Given records:
___

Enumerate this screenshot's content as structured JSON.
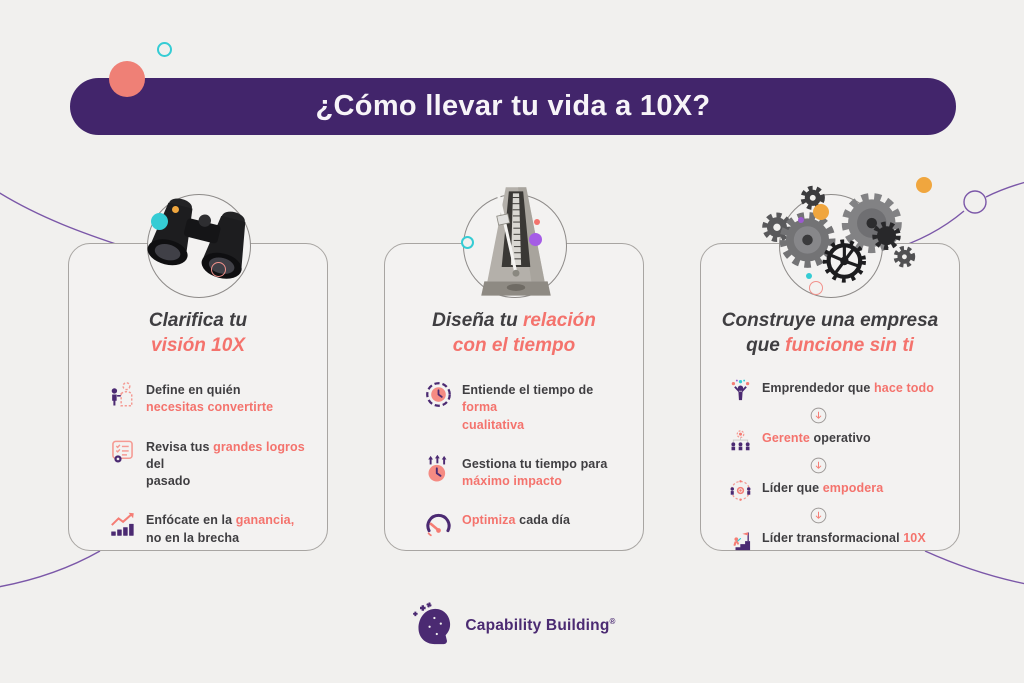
{
  "banner": {
    "title": "¿Cómo llevar tu vida a 10X?"
  },
  "colors": {
    "background": "#f1f0ee",
    "banner_bg": "#42256b",
    "coral": "#f4736d",
    "dark": "#3f3e41",
    "purple": "#4b2a72",
    "teal": "#35ccd4",
    "orange": "#f0a63e"
  },
  "cards": [
    {
      "image": "binoculars",
      "title": [
        {
          "t": "Clarifica tu",
          "nl": true
        },
        {
          "t": "visión 10X",
          "c": "coral"
        }
      ],
      "items": [
        {
          "type": "step",
          "icon": "person-become",
          "segments": [
            {
              "t": "Define en quién",
              "nl": true
            },
            {
              "t": "necesitas convertirte",
              "c": "coral"
            }
          ]
        },
        {
          "type": "step",
          "icon": "checklist",
          "segments": [
            {
              "t": "Revisa tus "
            },
            {
              "t": "grandes logros",
              "c": "coral"
            },
            {
              "t": " del",
              "nl": true
            },
            {
              "t": "pasado"
            }
          ]
        },
        {
          "type": "step",
          "icon": "growth-chart",
          "segments": [
            {
              "t": "Enfócate en la "
            },
            {
              "t": "ganancia,",
              "c": "coral",
              "nl": true
            },
            {
              "t": "no en la brecha"
            }
          ]
        }
      ]
    },
    {
      "image": "metronome",
      "title": [
        {
          "t": "Diseña tu "
        },
        {
          "t": "relación",
          "c": "coral",
          "nl": true
        },
        {
          "t": "con el tiempo",
          "c": "coral"
        }
      ],
      "items": [
        {
          "type": "step",
          "icon": "clock",
          "segments": [
            {
              "t": "Entiende el tiempo de "
            },
            {
              "t": "forma",
              "c": "coral",
              "nl": true
            },
            {
              "t": "cualitativa",
              "c": "coral"
            }
          ]
        },
        {
          "type": "step",
          "icon": "clock-arrows",
          "segments": [
            {
              "t": "Gestiona tu tiempo para",
              "nl": true
            },
            {
              "t": "máximo impacto",
              "c": "coral"
            }
          ]
        },
        {
          "type": "step",
          "icon": "speedometer",
          "segments": [
            {
              "t": "Optimiza",
              "c": "coral"
            },
            {
              "t": " cada día"
            }
          ]
        }
      ]
    },
    {
      "image": "gears",
      "title": [
        {
          "t": "Construye una empresa",
          "nl": true
        },
        {
          "t": "que "
        },
        {
          "t": "funcione sin ti",
          "c": "coral"
        }
      ],
      "items": [
        {
          "type": "step",
          "icon": "juggler",
          "segments": [
            {
              "t": "Emprendedor que "
            },
            {
              "t": "hace todo",
              "c": "coral"
            }
          ]
        },
        {
          "type": "connector",
          "icon": "down-arrow"
        },
        {
          "type": "step",
          "icon": "org-chart",
          "segments": [
            {
              "t": "Gerente",
              "c": "coral"
            },
            {
              "t": " operativo"
            }
          ]
        },
        {
          "type": "connector",
          "icon": "down-arrow"
        },
        {
          "type": "step",
          "icon": "empower",
          "segments": [
            {
              "t": "Líder que "
            },
            {
              "t": "empodera",
              "c": "coral"
            }
          ]
        },
        {
          "type": "connector",
          "icon": "down-arrow"
        },
        {
          "type": "step",
          "icon": "stairs-flag",
          "segments": [
            {
              "t": "Líder transformacional "
            },
            {
              "t": "10X",
              "c": "coral"
            }
          ]
        }
      ]
    }
  ],
  "footer": {
    "brand": "Capability Building",
    "registered": "®",
    "logo_icon": "puzzle-head"
  }
}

___

Requirements:
Leave the pictures out, and print every line of the listing exactly as written.

Solved problem:
Enumerate this screenshot's content as structured JSON.
{
  "banner": {
    "title": "¿Cómo llevar tu vida a 10X?"
  },
  "colors": {
    "background": "#f1f0ee",
    "banner_bg": "#42256b",
    "coral": "#f4736d",
    "dark": "#3f3e41",
    "purple": "#4b2a72",
    "teal": "#35ccd4",
    "orange": "#f0a63e"
  },
  "cards": [
    {
      "image": "binoculars",
      "title": [
        {
          "t": "Clarifica tu",
          "nl": true
        },
        {
          "t": "visión 10X",
          "c": "coral"
        }
      ],
      "items": [
        {
          "type": "step",
          "icon": "person-become",
          "segments": [
            {
              "t": "Define en quién",
              "nl": true
            },
            {
              "t": "necesitas convertirte",
              "c": "coral"
            }
          ]
        },
        {
          "type": "step",
          "icon": "checklist",
          "segments": [
            {
              "t": "Revisa tus "
            },
            {
              "t": "grandes logros",
              "c": "coral"
            },
            {
              "t": " del",
              "nl": true
            },
            {
              "t": "pasado"
            }
          ]
        },
        {
          "type": "step",
          "icon": "growth-chart",
          "segments": [
            {
              "t": "Enfócate en la "
            },
            {
              "t": "ganancia,",
              "c": "coral",
              "nl": true
            },
            {
              "t": "no en la brecha"
            }
          ]
        }
      ]
    },
    {
      "image": "metronome",
      "title": [
        {
          "t": "Diseña tu "
        },
        {
          "t": "relación",
          "c": "coral",
          "nl": true
        },
        {
          "t": "con el tiempo",
          "c": "coral"
        }
      ],
      "items": [
        {
          "type": "step",
          "icon": "clock",
          "segments": [
            {
              "t": "Entiende el tiempo de "
            },
            {
              "t": "forma",
              "c": "coral",
              "nl": true
            },
            {
              "t": "cualitativa",
              "c": "coral"
            }
          ]
        },
        {
          "type": "step",
          "icon": "clock-arrows",
          "segments": [
            {
              "t": "Gestiona tu tiempo para",
              "nl": true
            },
            {
              "t": "máximo impacto",
              "c": "coral"
            }
          ]
        },
        {
          "type": "step",
          "icon": "speedometer",
          "segments": [
            {
              "t": "Optimiza",
              "c": "coral"
            },
            {
              "t": " cada día"
            }
          ]
        }
      ]
    },
    {
      "image": "gears",
      "title": [
        {
          "t": "Construye una empresa",
          "nl": true
        },
        {
          "t": "que "
        },
        {
          "t": "funcione sin ti",
          "c": "coral"
        }
      ],
      "items": [
        {
          "type": "step",
          "icon": "juggler",
          "segments": [
            {
              "t": "Emprendedor que "
            },
            {
              "t": "hace todo",
              "c": "coral"
            }
          ]
        },
        {
          "type": "connector",
          "icon": "down-arrow"
        },
        {
          "type": "step",
          "icon": "org-chart",
          "segments": [
            {
              "t": "Gerente",
              "c": "coral"
            },
            {
              "t": " operativo"
            }
          ]
        },
        {
          "type": "connector",
          "icon": "down-arrow"
        },
        {
          "type": "step",
          "icon": "empower",
          "segments": [
            {
              "t": "Líder que "
            },
            {
              "t": "empodera",
              "c": "coral"
            }
          ]
        },
        {
          "type": "connector",
          "icon": "down-arrow"
        },
        {
          "type": "step",
          "icon": "stairs-flag",
          "segments": [
            {
              "t": "Líder transformacional "
            },
            {
              "t": "10X",
              "c": "coral"
            }
          ]
        }
      ]
    }
  ],
  "footer": {
    "brand": "Capability Building",
    "registered": "®",
    "logo_icon": "puzzle-head"
  }
}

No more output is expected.